Entries from a dataset:
++++

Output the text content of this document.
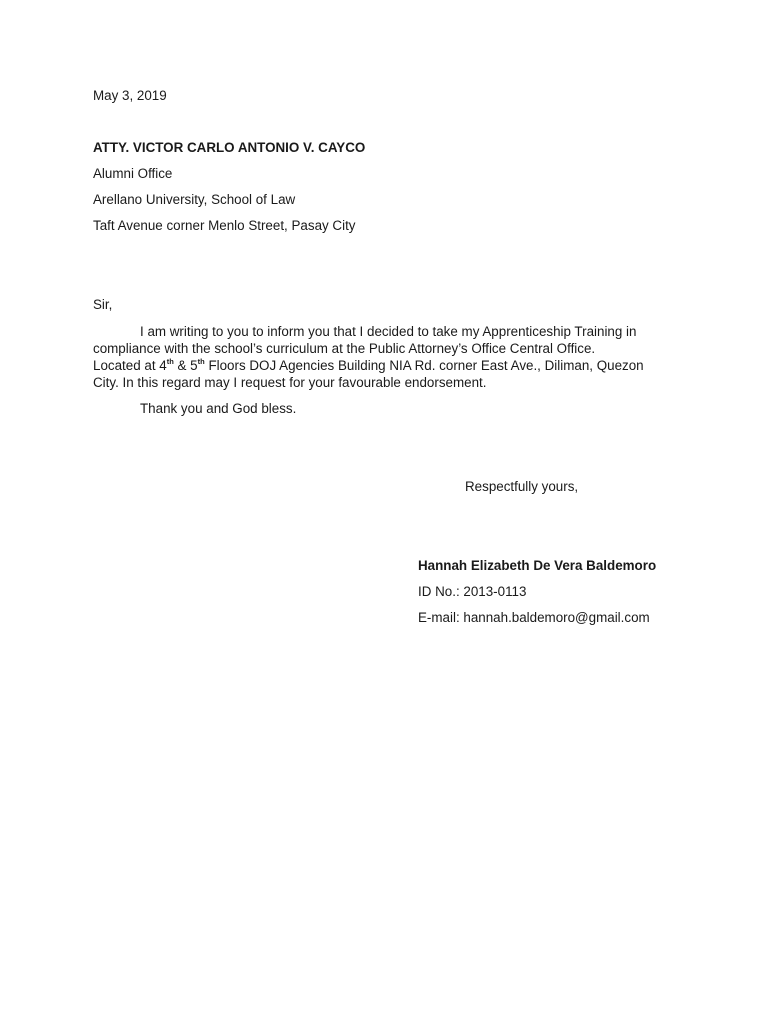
May 3, 2019
ATTY. VICTOR CARLO ANTONIO V. CAYCO
Alumni Office
Arellano University, School of Law
Taft Avenue corner Menlo Street, Pasay City
Sir,

I am writing to you to inform you that I decided to take my Apprenticeship Training in
compliance with the school’s curriculum at the Public Attorney’s Office Central Office.
Located at 4th & 5th Floors DOJ Agencies Building NIA Rd. corner East Ave., Diliman, Quezon
City. In this regard may I request for your favourable endorsement.

Thank you and God bless.
Respectfully yours,
Hannah Elizabeth De Vera Baldemoro
ID No.: 2013-0113
E-mail: hannah.baldemoro@gmail.com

++++

• [Exercise description]: Leave out the pictures, and give all the records again exactly.

• [Exercise solution]:
Output the text content of this document.
May 3, 2019
ATTY. VICTOR CARLO ANTONIO V. CAYCO
Alumni Office
Arellano University, School of Law
Taft Avenue corner Menlo Street, Pasay City
Sir,

I am writing to you to inform you that I decided to take my Apprenticeship Training in
compliance with the school’s curriculum at the Public Attorney’s Office Central Office.
Located at 4th & 5th Floors DOJ Agencies Building NIA Rd. corner East Ave., Diliman, Quezon
City. In this regard may I request for your favourable endorsement.

Thank you and God bless.
Respectfully yours,
Hannah Elizabeth De Vera Baldemoro
ID No.: 2013-0113
E-mail: hannah.baldemoro@gmail.com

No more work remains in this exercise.